ENTRIES SHOWN
=====
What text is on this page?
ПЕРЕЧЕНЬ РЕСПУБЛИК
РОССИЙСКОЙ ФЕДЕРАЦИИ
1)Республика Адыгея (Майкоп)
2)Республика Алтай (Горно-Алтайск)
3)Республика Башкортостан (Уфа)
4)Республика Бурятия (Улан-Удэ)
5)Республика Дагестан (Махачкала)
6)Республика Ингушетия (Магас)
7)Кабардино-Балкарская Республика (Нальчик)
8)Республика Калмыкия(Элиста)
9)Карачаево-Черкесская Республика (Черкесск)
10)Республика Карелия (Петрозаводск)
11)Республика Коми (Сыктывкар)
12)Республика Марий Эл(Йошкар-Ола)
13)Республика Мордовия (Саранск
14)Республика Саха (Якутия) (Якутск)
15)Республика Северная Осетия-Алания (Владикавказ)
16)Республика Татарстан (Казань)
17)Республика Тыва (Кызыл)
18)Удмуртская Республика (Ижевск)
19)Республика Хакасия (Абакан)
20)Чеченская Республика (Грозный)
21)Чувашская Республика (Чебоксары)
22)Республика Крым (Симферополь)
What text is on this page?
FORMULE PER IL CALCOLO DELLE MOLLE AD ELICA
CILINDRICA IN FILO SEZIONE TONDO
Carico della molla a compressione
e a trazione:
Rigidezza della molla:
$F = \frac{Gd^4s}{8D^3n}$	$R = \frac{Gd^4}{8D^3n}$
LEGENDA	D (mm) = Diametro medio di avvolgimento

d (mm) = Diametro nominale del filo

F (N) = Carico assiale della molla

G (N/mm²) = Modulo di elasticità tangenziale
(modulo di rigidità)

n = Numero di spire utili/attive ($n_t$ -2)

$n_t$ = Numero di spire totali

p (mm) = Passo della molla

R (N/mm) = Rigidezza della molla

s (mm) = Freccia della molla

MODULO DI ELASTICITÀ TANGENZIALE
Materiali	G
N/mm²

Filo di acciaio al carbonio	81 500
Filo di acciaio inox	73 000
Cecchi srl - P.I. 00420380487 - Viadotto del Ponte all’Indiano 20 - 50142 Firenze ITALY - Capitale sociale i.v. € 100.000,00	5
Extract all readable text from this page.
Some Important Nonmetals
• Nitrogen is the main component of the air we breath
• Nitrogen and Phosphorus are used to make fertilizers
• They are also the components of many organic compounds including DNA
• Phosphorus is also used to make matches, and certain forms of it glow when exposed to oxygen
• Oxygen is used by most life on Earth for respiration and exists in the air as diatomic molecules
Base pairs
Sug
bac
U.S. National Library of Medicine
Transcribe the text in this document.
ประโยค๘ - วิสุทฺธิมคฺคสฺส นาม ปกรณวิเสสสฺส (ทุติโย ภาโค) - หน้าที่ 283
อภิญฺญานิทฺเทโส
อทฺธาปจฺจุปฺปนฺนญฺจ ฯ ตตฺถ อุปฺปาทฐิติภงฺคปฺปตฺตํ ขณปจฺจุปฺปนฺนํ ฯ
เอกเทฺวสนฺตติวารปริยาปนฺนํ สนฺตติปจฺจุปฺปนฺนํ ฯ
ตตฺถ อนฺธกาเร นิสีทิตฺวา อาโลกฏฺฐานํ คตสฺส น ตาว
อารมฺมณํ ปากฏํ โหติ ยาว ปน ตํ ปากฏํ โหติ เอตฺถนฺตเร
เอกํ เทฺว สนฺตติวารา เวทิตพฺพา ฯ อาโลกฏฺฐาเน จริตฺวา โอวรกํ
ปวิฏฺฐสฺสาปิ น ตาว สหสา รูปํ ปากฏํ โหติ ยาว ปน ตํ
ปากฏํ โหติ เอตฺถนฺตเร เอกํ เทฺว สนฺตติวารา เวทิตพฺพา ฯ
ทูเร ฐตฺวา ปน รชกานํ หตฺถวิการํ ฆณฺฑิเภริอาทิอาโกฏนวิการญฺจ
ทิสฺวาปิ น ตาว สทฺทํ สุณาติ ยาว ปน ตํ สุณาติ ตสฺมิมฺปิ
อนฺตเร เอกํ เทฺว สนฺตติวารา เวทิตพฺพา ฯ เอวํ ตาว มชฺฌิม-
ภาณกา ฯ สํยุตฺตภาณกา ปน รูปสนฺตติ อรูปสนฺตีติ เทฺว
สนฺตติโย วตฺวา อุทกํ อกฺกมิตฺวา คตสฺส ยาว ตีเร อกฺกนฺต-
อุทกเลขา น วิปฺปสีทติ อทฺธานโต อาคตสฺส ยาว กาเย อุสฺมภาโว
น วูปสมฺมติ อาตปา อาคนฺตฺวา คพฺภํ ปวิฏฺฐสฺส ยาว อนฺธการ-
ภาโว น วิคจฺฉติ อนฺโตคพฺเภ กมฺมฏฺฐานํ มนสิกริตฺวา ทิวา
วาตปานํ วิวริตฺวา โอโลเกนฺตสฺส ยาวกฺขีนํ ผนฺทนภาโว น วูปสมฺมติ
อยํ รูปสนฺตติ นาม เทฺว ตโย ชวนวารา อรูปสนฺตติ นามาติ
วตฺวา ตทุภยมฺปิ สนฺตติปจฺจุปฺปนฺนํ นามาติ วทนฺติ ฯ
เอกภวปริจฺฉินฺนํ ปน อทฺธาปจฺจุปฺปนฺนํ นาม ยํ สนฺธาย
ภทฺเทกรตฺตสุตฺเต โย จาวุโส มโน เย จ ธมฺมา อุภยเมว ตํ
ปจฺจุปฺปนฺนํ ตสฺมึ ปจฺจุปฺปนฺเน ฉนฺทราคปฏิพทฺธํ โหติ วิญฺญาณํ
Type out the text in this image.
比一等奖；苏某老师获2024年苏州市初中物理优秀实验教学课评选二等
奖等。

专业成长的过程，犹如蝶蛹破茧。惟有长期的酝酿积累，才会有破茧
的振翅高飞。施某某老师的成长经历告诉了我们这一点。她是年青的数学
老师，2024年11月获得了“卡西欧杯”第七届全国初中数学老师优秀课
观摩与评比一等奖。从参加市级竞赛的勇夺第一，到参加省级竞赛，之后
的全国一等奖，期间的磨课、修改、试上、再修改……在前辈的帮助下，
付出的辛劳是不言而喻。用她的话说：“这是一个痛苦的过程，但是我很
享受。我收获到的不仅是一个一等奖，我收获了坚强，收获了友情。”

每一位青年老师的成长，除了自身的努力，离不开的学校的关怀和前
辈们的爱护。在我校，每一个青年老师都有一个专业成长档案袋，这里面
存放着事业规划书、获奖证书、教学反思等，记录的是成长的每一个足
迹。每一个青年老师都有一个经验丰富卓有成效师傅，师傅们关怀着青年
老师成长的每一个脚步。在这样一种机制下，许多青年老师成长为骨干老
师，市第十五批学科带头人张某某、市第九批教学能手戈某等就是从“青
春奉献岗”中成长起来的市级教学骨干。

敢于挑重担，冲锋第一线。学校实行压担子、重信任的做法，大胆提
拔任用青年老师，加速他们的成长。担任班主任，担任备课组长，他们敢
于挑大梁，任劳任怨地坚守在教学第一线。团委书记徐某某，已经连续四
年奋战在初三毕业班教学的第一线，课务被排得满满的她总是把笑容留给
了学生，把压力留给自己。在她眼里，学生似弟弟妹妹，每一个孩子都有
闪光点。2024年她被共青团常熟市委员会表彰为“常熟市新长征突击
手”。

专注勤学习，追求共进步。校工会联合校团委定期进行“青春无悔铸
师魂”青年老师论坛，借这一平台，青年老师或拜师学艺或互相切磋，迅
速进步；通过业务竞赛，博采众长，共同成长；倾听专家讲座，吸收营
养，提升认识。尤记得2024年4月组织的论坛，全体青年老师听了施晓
=====
WHAT TO DO
Pull out every line of the entries that includes the word "อาโลกฏ".

WRITTEN RESPONSE
ตตฺถ อนฺธกาเร นิสีทิตฺวา อาโลกฏฺฐานํ คตสฺส น ตาว
เอกํ เทฺว สนฺตติวารา เวทิตพฺพา ฯ อาโลกฏฺฐาเน จริตฺวา โอวรกํ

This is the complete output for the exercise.